=== Task directions ===
Return all lines where the word "this" can be found.

=== Dataset rows ===
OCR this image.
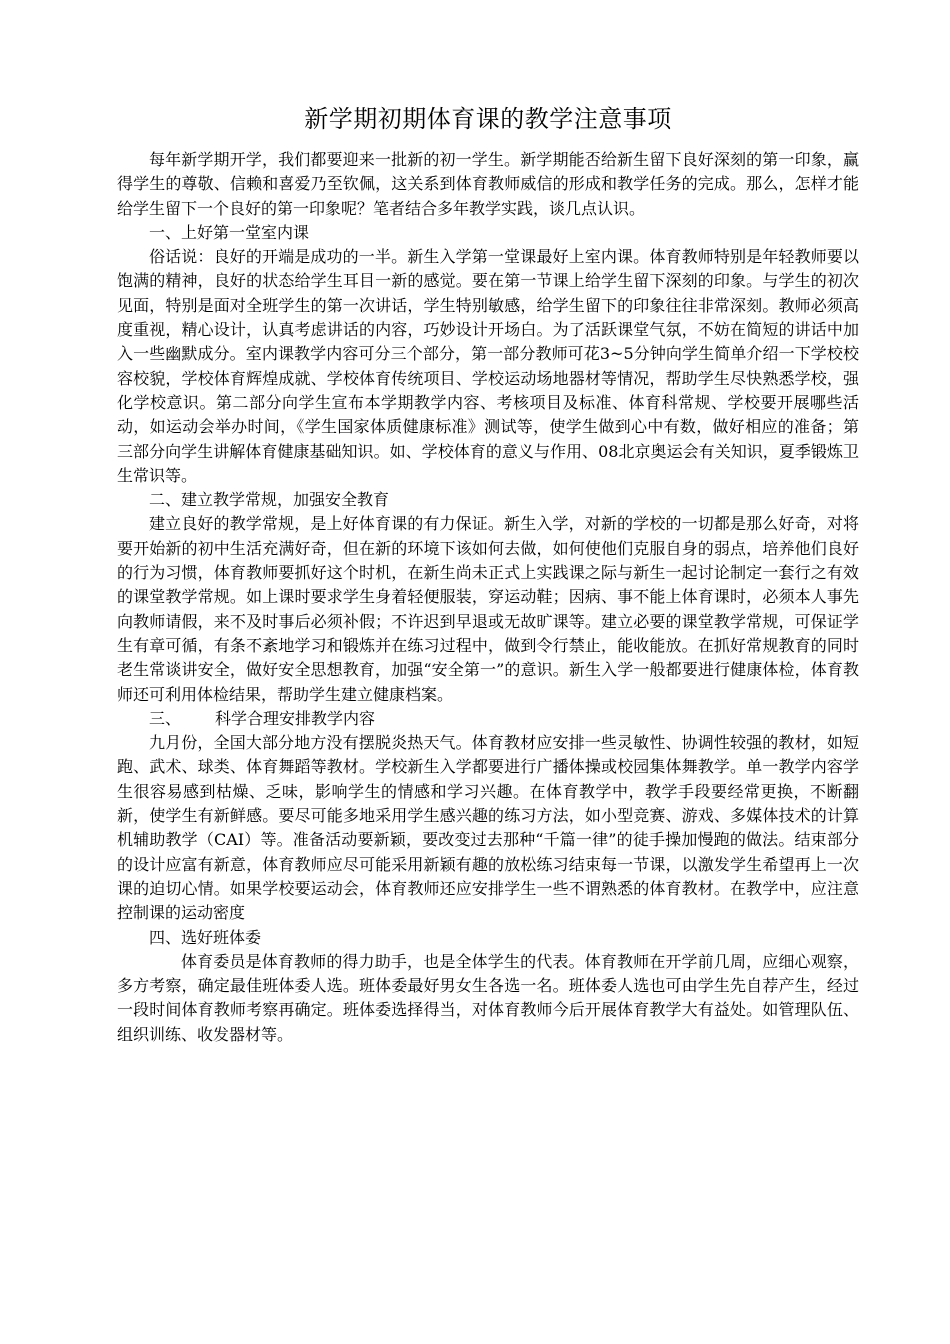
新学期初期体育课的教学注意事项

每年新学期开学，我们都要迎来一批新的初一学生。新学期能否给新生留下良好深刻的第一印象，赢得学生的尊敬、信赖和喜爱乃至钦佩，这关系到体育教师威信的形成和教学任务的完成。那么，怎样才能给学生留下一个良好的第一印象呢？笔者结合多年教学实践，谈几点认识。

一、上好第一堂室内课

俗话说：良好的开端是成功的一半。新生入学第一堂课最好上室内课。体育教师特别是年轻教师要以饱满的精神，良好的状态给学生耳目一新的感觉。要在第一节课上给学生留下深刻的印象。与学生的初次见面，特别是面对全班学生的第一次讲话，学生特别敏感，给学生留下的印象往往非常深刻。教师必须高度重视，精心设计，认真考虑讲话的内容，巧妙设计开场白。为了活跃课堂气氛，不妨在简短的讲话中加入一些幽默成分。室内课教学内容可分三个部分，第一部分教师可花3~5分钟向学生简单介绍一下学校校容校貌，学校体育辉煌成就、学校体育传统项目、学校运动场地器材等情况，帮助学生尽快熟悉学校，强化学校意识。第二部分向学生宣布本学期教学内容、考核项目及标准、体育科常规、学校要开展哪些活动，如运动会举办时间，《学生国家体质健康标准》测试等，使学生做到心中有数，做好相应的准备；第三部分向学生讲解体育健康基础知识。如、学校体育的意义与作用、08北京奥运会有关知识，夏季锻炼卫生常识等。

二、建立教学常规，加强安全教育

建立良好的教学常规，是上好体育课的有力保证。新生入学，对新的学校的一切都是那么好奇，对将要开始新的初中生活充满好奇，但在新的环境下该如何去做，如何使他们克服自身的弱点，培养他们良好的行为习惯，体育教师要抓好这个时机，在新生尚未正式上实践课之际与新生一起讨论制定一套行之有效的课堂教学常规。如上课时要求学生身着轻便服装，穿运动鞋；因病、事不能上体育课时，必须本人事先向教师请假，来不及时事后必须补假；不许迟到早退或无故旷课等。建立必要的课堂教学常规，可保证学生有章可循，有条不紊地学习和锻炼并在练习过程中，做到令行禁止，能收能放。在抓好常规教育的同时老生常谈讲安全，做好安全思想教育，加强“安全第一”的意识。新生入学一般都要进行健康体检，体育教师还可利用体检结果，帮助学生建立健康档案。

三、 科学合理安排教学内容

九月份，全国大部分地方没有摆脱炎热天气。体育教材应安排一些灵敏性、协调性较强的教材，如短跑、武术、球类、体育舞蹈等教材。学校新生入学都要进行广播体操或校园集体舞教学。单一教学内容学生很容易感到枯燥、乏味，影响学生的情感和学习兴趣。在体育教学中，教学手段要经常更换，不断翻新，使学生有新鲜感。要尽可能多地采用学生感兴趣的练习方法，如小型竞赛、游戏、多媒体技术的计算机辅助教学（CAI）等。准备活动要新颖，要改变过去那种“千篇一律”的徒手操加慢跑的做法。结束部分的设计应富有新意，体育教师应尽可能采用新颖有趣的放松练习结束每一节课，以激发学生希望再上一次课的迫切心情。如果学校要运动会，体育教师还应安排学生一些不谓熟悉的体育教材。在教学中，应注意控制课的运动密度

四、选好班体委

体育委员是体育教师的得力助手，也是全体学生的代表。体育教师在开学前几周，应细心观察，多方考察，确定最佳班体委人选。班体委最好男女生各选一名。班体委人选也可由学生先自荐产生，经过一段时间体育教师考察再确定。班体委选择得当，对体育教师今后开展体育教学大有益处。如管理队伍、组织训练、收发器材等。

---

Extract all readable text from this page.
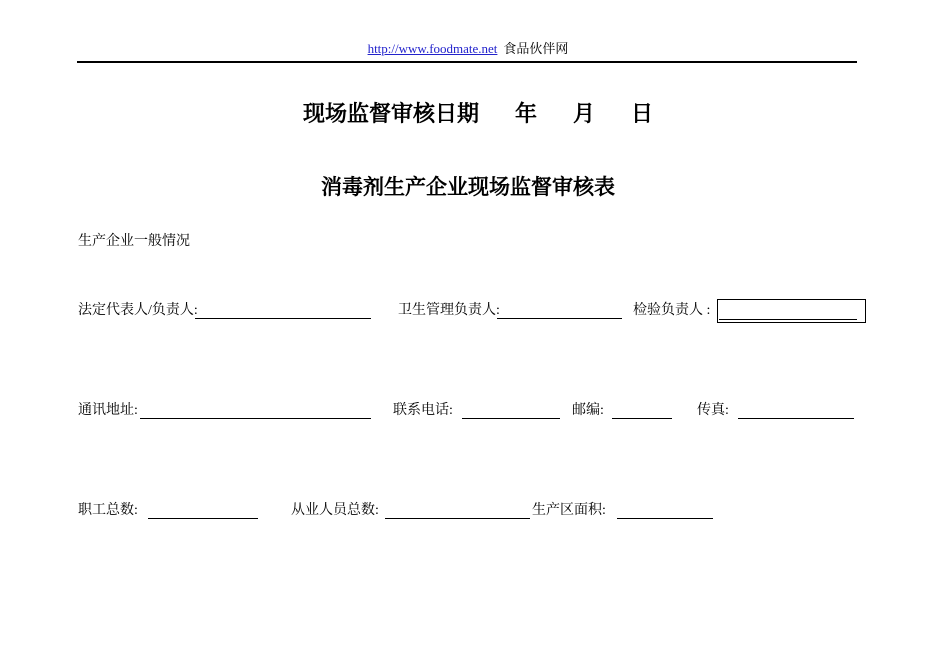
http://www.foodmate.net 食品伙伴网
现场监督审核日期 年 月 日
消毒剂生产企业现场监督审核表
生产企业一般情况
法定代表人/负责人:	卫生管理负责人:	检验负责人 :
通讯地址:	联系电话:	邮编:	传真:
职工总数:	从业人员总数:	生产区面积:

=== Final result ===
OCR this image.
Extract all readable text from this page.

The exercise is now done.